- _PROMPT_: Return the lines where the word "content" occurs.
Start of TASK DATA
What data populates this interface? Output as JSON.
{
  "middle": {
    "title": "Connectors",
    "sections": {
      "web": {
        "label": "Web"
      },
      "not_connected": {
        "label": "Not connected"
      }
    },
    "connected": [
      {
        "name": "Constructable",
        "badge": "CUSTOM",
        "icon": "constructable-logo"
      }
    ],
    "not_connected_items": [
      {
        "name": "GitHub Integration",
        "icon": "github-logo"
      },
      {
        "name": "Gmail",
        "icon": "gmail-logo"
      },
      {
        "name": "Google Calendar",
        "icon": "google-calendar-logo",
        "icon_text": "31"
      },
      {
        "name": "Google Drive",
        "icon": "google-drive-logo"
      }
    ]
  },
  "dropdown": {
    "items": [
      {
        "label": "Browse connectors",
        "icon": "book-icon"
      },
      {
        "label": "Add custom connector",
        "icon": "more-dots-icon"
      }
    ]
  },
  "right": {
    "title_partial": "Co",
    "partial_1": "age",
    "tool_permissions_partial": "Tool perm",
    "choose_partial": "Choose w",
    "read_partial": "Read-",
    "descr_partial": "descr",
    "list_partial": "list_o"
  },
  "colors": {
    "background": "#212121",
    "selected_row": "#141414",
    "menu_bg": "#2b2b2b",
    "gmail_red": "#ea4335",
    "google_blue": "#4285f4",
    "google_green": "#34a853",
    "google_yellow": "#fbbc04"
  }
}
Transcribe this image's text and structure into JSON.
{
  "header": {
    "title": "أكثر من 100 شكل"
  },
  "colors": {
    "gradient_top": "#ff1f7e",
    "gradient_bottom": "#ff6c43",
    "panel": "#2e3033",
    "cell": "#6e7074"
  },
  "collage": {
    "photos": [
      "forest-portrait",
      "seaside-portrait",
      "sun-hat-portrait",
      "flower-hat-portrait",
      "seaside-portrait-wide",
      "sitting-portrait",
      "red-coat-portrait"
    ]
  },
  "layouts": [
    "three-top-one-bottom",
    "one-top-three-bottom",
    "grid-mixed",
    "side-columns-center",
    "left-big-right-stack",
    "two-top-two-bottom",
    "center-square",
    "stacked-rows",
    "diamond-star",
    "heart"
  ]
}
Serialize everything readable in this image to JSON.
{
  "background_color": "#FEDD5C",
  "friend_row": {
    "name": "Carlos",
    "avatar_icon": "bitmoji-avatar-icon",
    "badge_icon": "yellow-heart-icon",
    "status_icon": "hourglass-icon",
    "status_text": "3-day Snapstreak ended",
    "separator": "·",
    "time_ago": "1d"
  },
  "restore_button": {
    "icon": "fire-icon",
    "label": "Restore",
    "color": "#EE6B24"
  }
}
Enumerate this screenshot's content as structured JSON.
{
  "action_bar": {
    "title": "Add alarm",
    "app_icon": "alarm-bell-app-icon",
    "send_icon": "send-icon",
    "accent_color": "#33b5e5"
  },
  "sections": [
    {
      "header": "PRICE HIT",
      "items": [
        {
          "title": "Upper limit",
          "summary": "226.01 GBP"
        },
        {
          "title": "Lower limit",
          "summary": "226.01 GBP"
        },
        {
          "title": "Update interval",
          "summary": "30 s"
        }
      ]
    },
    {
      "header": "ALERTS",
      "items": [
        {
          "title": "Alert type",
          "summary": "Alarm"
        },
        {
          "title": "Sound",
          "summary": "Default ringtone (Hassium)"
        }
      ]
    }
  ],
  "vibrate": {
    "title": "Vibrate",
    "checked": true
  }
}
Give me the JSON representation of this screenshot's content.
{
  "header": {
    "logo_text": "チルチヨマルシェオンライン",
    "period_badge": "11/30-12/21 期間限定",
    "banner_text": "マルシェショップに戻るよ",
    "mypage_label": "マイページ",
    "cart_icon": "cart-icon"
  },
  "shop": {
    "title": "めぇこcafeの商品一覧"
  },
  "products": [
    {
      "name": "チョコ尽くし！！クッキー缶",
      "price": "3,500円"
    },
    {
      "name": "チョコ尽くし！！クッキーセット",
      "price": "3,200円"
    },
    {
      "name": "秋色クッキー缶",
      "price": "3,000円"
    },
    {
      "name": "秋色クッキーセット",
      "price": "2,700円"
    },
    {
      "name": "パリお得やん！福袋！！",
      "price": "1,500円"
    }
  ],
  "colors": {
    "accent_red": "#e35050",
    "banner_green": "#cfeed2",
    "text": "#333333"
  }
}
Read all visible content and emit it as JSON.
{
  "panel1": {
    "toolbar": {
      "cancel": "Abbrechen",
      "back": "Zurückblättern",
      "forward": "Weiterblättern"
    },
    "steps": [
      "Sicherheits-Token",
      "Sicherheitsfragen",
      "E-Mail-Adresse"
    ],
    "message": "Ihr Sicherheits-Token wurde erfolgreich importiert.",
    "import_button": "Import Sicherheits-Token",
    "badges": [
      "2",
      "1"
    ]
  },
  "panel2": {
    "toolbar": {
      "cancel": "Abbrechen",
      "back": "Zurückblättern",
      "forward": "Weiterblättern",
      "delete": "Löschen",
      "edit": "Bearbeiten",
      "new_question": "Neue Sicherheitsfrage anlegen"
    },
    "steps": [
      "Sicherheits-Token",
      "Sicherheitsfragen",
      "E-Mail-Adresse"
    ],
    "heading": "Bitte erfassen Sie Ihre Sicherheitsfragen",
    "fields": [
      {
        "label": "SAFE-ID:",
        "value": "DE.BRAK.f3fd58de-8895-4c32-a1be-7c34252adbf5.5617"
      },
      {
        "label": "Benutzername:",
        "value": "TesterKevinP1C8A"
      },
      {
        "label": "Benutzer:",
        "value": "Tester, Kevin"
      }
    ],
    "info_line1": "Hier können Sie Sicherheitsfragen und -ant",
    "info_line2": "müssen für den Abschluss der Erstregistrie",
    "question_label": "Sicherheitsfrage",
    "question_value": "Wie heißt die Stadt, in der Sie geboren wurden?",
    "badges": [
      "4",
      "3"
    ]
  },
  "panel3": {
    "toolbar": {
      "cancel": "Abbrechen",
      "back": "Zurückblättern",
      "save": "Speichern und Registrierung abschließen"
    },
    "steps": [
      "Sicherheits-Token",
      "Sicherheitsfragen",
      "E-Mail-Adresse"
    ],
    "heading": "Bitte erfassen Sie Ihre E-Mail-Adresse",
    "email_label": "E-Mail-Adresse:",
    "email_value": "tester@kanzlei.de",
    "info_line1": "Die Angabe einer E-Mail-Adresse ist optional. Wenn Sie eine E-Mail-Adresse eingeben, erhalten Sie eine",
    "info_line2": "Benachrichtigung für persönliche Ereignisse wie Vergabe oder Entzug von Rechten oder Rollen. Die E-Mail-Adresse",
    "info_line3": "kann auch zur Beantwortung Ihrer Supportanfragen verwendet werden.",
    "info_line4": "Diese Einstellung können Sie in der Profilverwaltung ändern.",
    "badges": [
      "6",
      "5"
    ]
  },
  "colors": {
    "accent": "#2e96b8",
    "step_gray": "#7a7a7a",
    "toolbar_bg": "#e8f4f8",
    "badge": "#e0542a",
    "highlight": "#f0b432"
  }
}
End of TASK DATA
- _SOLUTION TO THE EXERCISE_:
Enumerate this screenshot's content as structured JSON.
Give me the JSON representation of this screenshot's content.
Read all visible content and emit it as JSON.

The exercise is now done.